What this task involves
Write out the records below once more, exactly as they stand.

Items from a figure collection
• • • • •
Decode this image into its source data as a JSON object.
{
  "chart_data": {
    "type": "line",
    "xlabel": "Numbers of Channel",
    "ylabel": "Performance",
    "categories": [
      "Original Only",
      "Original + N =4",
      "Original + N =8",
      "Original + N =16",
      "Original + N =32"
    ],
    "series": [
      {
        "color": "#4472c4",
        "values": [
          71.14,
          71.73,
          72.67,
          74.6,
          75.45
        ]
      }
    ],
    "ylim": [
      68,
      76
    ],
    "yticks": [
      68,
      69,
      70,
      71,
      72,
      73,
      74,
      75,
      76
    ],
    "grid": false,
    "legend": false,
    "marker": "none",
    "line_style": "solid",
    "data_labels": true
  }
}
• • • • •
Result below
Decode this image into its source data as a JSON object.
{
  "chart_data": {
    "type": "line",
    "xlabel": "Numbers of Channel",
    "ylabel": "Performance",
    "categories": [
      "Original Only",
      "Original + N =4",
      "Original + N =8",
      "Original + N =16",
      "Original + N =32"
    ],
    "series": [
      {
        "color": "#4472c4",
        "values": [
          71.14,
          71.73,
          72.67,
          74.6,
          75.45
        ]
      }
    ],
    "ylim": [
      68,
      76
    ],
    "yticks": [
      68,
      69,
      70,
      71,
      72,
      73,
      74,
      75,
      76
    ],
    "grid": false,
    "legend": false,
    "marker": "none",
    "line_style": "solid",
    "data_labels": true
  }
}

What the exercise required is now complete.